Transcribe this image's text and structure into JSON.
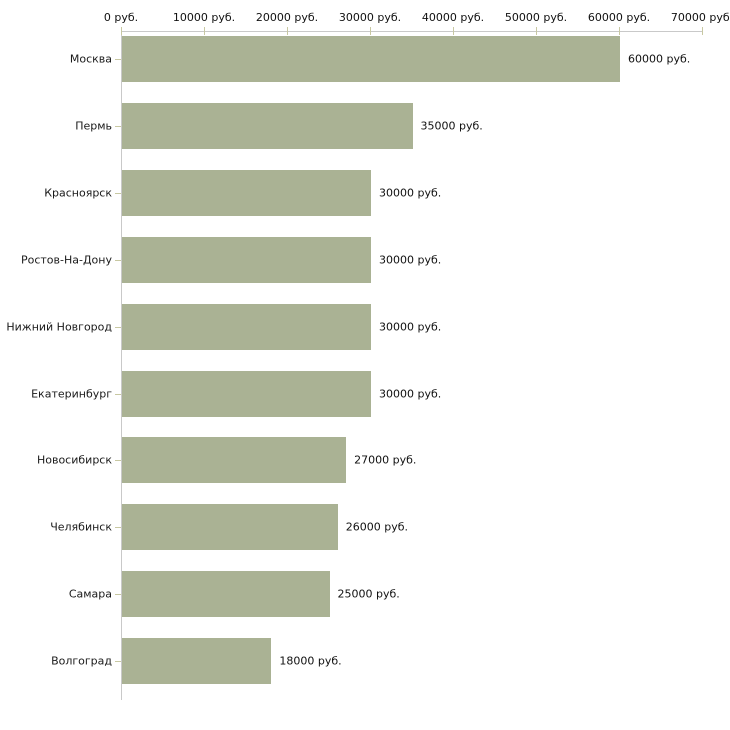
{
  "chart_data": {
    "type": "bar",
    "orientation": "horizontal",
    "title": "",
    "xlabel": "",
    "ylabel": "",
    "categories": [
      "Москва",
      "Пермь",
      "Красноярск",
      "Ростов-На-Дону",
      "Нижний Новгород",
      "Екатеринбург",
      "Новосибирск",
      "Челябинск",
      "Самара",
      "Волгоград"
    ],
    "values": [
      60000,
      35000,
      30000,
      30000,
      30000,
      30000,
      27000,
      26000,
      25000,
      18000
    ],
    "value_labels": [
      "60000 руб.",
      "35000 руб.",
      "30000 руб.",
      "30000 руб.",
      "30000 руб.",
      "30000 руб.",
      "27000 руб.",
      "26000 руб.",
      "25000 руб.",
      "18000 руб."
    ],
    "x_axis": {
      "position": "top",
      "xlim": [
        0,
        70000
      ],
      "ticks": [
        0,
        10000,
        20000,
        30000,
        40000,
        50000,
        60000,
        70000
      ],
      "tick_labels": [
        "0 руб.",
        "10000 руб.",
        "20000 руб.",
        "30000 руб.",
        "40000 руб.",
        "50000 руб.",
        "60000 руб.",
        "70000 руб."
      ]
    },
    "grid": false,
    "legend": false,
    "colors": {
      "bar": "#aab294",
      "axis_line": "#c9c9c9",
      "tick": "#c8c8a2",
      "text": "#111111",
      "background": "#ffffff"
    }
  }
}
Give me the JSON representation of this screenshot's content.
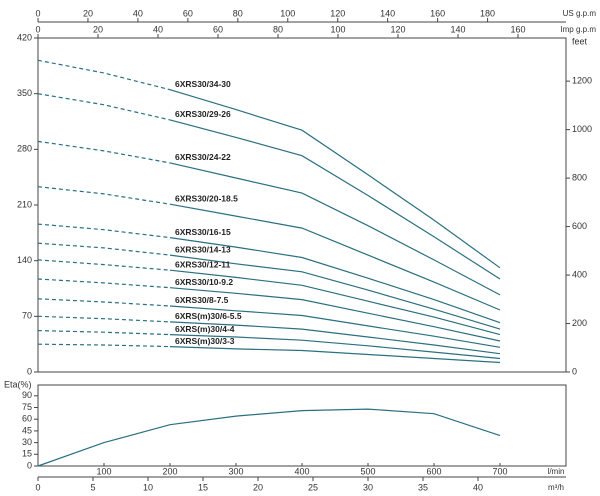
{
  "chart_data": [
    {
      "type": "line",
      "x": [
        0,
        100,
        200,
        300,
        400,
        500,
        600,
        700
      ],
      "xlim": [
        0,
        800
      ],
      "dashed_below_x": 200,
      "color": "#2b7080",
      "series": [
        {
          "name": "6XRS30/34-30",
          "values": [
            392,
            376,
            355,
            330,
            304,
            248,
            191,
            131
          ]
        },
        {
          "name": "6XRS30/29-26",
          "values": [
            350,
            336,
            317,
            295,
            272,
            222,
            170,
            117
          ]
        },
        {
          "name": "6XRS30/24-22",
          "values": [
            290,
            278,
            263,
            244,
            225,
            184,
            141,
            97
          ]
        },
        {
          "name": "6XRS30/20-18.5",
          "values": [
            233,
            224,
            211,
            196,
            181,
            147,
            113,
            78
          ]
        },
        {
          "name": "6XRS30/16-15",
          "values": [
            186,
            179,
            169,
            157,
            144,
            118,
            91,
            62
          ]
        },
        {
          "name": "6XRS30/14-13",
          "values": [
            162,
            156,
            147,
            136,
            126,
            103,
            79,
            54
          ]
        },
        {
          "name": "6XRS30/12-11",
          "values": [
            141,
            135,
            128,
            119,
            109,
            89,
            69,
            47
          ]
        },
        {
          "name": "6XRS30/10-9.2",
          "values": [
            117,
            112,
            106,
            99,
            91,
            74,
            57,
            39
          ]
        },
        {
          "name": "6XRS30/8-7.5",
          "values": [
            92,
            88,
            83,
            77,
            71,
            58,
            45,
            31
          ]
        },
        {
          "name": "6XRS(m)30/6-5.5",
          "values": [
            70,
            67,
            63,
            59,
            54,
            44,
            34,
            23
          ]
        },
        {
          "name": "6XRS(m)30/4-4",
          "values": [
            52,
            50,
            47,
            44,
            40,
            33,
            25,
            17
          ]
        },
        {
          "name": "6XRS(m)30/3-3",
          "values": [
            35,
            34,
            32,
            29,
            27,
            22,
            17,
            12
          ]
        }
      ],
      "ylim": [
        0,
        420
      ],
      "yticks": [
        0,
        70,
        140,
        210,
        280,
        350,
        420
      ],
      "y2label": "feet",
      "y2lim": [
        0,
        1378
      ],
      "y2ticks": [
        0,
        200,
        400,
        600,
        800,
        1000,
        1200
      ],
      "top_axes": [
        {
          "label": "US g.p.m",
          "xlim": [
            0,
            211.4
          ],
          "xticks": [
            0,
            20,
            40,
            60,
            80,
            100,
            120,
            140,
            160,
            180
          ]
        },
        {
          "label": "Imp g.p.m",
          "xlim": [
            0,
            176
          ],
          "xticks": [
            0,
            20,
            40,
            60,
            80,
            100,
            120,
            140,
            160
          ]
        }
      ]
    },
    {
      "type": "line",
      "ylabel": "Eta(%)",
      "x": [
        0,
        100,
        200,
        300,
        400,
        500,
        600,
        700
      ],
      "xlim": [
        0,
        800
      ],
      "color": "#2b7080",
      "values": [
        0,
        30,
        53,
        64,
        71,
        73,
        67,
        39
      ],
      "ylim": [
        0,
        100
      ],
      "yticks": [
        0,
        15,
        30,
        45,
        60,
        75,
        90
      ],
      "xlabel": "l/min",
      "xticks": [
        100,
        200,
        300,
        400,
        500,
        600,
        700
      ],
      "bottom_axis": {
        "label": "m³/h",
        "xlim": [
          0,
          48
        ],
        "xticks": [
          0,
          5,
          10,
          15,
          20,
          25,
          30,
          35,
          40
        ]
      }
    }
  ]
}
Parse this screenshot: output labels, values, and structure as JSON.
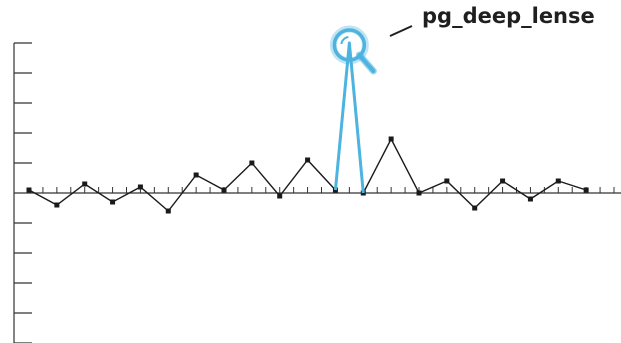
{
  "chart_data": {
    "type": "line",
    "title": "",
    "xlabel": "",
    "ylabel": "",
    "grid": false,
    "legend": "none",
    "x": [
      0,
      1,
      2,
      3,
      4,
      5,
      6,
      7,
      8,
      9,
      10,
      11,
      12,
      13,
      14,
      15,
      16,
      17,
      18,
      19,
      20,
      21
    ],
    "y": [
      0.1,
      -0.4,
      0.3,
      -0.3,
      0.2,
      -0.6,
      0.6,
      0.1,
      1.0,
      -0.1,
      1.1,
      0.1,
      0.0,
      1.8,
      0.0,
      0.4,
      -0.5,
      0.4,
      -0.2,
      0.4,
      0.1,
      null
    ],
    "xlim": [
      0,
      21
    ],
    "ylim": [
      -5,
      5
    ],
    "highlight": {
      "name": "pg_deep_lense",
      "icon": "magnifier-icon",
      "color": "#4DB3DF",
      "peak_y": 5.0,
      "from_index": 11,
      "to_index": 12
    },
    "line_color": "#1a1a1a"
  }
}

━━━━━━━━━━━━━━━━━━━━

Your task is to return the entries above exactly, with no pictures.

• Answer for this exercise:
Transcribe this image's text and structure into JSON.
{
  "chart_data": {
    "type": "bar",
    "orientation": "horizontal",
    "title": "",
    "xlabel": "",
    "ylabel": "",
    "categories": [
      "Москва",
      "Пермь",
      "Красноярск",
      "Ростов-На-Дону",
      "Нижний Новгород",
      "Екатеринбург",
      "Новосибирск",
      "Челябинск",
      "Самара",
      "Волгоград"
    ],
    "values": [
      60000,
      35000,
      30000,
      30000,
      30000,
      30000,
      27000,
      26000,
      25000,
      18000
    ],
    "value_labels": [
      "60000 руб.",
      "35000 руб.",
      "30000 руб.",
      "30000 руб.",
      "30000 руб.",
      "30000 руб.",
      "27000 руб.",
      "26000 руб.",
      "25000 руб.",
      "18000 руб."
    ],
    "x_axis": {
      "position": "top",
      "xlim": [
        0,
        70000
      ],
      "ticks": [
        0,
        10000,
        20000,
        30000,
        40000,
        50000,
        60000,
        70000
      ],
      "tick_labels": [
        "0 руб.",
        "10000 руб.",
        "20000 руб.",
        "30000 руб.",
        "40000 руб.",
        "50000 руб.",
        "60000 руб.",
        "70000 руб."
      ]
    },
    "grid": false,
    "legend": false,
    "colors": {
      "bar": "#aab294",
      "axis_line": "#c9c9c9",
      "tick": "#c8c8a2",
      "text": "#111111",
      "background": "#ffffff"
    }
  }
}
Give me the JSON representation of this screenshot's content.
{
  "chart_data": [
    {
      "type": "line",
      "x": [
        0,
        100,
        200,
        300,
        400,
        500,
        600,
        700
      ],
      "xlim": [
        0,
        800
      ],
      "dashed_below_x": 200,
      "color": "#2b7080",
      "series": [
        {
          "name": "6XRS30/34-30",
          "values": [
            392,
            376,
            355,
            330,
            304,
            248,
            191,
            131
          ]
        },
        {
          "name": "6XRS30/29-26",
          "values": [
            350,
            336,
            317,
            295,
            272,
            222,
            170,
            117
          ]
        },
        {
          "name": "6XRS30/24-22",
          "values": [
            290,
            278,
            263,
            244,
            225,
            184,
            141,
            97
          ]
        },
        {
          "name": "6XRS30/20-18.5",
          "values": [
            233,
            224,
            211,
            196,
            181,
            147,
            113,
            78
          ]
        },
        {
          "name": "6XRS30/16-15",
          "values": [
            186,
            179,
            169,
            157,
            144,
            118,
            91,
            62
          ]
        },
        {
          "name": "6XRS30/14-13",
          "values": [
            162,
            156,
            147,
            136,
            126,
            103,
            79,
            54
          ]
        },
        {
          "name": "6XRS30/12-11",
          "values": [
            141,
            135,
            128,
            119,
            109,
            89,
            69,
            47
          ]
        },
        {
          "name": "6XRS30/10-9.2",
          "values": [
            117,
            112,
            106,
            99,
            91,
            74,
            57,
            39
          ]
        },
        {
          "name": "6XRS30/8-7.5",
          "values": [
            92,
            88,
            83,
            77,
            71,
            58,
            45,
            31
          ]
        },
        {
          "name": "6XRS(m)30/6-5.5",
          "values": [
            70,
            67,
            63,
            59,
            54,
            44,
            34,
            23
          ]
        },
        {
          "name": "6XRS(m)30/4-4",
          "values": [
            52,
            50,
            47,
            44,
            40,
            33,
            25,
            17
          ]
        },
        {
          "name": "6XRS(m)30/3-3",
          "values": [
            35,
            34,
            32,
            29,
            27,
            22,
            17,
            12
          ]
        }
      ],
      "ylim": [
        0,
        420
      ],
      "yticks": [
        0,
        70,
        140,
        210,
        280,
        350,
        420
      ],
      "y2label": "feet",
      "y2lim": [
        0,
        1378
      ],
      "y2ticks": [
        0,
        200,
        400,
        600,
        800,
        1000,
        1200
      ],
      "top_axes": [
        {
          "label": "US g.p.m",
          "xlim": [
            0,
            211.4
          ],
          "xticks": [
            0,
            20,
            40,
            60,
            80,
            100,
            120,
            140,
            160,
            180
          ]
        },
        {
          "label": "Imp g.p.m",
          "xlim": [
            0,
            176
          ],
          "xticks": [
            0,
            20,
            40,
            60,
            80,
            100,
            120,
            140,
            160
          ]
        }
      ]
    },
    {
      "type": "line",
      "ylabel": "Eta(%)",
      "x": [
        0,
        100,
        200,
        300,
        400,
        500,
        600,
        700
      ],
      "xlim": [
        0,
        800
      ],
      "color": "#2b7080",
      "values": [
        0,
        30,
        53,
        64,
        71,
        73,
        67,
        39
      ],
      "ylim": [
        0,
        100
      ],
      "yticks": [
        0,
        15,
        30,
        45,
        60,
        75,
        90
      ],
      "xlabel": "l/min",
      "xticks": [
        100,
        200,
        300,
        400,
        500,
        600,
        700
      ],
      "bottom_axis": {
        "label": "m³/h",
        "xlim": [
          0,
          48
        ],
        "xticks": [
          0,
          5,
          10,
          15,
          20,
          25,
          30,
          35,
          40
        ]
      }
    }
  ]
}
Parse this screenshot: output labels, values, and structure as JSON.
{
  "chart_data": {
    "type": "line",
    "title": "",
    "xlabel": "",
    "ylabel": "",
    "grid": false,
    "legend": "none",
    "x": [
      0,
      1,
      2,
      3,
      4,
      5,
      6,
      7,
      8,
      9,
      10,
      11,
      12,
      13,
      14,
      15,
      16,
      17,
      18,
      19,
      20,
      21
    ],
    "y": [
      0.1,
      -0.4,
      0.3,
      -0.3,
      0.2,
      -0.6,
      0.6,
      0.1,
      1.0,
      -0.1,
      1.1,
      0.1,
      0.0,
      1.8,
      0.0,
      0.4,
      -0.5,
      0.4,
      -0.2,
      0.4,
      0.1,
      null
    ],
    "xlim": [
      0,
      21
    ],
    "ylim": [
      -5,
      5
    ],
    "highlight": {
      "name": "pg_deep_lense",
      "icon": "magnifier-icon",
      "color": "#4DB3DF",
      "peak_y": 5.0,
      "from_index": 11,
      "to_index": 12
    },
    "line_color": "#1a1a1a"
  }
}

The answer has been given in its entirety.